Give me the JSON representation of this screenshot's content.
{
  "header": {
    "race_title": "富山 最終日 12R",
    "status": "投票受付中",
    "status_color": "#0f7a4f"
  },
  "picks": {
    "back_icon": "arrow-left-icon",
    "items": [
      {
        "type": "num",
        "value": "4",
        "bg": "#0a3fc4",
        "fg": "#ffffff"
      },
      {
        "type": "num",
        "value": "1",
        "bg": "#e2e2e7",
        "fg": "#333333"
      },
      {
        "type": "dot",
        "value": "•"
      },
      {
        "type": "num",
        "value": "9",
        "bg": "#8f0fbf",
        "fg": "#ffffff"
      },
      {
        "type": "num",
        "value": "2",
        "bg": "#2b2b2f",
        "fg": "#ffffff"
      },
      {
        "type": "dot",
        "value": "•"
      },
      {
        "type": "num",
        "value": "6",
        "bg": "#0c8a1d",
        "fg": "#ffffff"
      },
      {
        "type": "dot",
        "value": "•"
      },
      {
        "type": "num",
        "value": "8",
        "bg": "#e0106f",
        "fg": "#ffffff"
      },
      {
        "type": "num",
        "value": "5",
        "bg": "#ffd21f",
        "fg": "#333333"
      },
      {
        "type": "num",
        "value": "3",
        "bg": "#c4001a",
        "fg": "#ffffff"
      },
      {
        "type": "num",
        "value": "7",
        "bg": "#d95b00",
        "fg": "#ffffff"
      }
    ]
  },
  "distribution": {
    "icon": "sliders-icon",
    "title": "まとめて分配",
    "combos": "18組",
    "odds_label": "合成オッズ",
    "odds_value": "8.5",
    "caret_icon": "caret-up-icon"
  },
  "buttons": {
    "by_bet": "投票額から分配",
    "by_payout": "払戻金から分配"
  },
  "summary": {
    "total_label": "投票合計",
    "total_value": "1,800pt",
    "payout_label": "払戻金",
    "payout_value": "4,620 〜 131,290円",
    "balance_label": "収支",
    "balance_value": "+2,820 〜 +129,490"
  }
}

------------------------------------------------------------------------

Set problem: Collect from the data above every line that includes "icon".

Exercise result:
    "back_icon": "arrow-left-icon",
    "icon": "sliders-icon",
    "caret_icon": "caret-up-icon"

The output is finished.